(Saved entries)
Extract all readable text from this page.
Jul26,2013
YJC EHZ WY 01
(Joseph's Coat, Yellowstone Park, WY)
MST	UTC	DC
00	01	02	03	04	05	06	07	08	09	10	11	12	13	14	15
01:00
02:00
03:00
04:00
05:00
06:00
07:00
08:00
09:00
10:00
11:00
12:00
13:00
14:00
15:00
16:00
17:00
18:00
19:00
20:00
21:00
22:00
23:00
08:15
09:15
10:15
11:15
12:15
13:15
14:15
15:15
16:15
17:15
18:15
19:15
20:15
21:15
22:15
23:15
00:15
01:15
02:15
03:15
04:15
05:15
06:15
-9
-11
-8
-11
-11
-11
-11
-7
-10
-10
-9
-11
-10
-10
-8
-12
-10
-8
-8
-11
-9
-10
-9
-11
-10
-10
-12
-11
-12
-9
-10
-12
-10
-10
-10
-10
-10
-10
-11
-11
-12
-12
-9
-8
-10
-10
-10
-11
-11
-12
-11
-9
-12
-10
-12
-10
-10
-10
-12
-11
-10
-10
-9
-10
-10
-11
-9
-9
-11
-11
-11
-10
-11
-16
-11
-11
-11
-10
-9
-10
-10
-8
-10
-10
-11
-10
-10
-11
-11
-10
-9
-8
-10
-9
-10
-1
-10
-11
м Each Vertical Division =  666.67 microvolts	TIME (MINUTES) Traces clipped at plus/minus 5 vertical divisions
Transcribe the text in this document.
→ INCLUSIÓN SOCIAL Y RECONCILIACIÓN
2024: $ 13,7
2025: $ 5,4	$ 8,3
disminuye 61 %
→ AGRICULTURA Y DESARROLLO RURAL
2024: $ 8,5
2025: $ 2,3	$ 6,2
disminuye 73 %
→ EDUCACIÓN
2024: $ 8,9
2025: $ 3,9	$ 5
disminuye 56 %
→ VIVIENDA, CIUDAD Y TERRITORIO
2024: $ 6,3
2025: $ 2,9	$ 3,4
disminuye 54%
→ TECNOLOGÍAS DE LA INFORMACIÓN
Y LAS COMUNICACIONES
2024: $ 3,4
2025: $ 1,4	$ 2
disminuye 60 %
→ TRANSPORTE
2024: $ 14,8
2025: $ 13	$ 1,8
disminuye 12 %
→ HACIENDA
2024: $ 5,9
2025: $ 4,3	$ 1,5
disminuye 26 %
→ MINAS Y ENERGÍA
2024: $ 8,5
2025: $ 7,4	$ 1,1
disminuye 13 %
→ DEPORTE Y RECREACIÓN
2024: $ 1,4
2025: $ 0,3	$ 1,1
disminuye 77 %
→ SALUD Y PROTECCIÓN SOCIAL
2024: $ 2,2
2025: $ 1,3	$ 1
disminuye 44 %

▶ DESCRIPTION OF THE TASK
Using the entries above, return each line that includes the word "text".

▶ REPLY TO THE TASK
Extract all readable text from this page.
Transcribe the text in this document.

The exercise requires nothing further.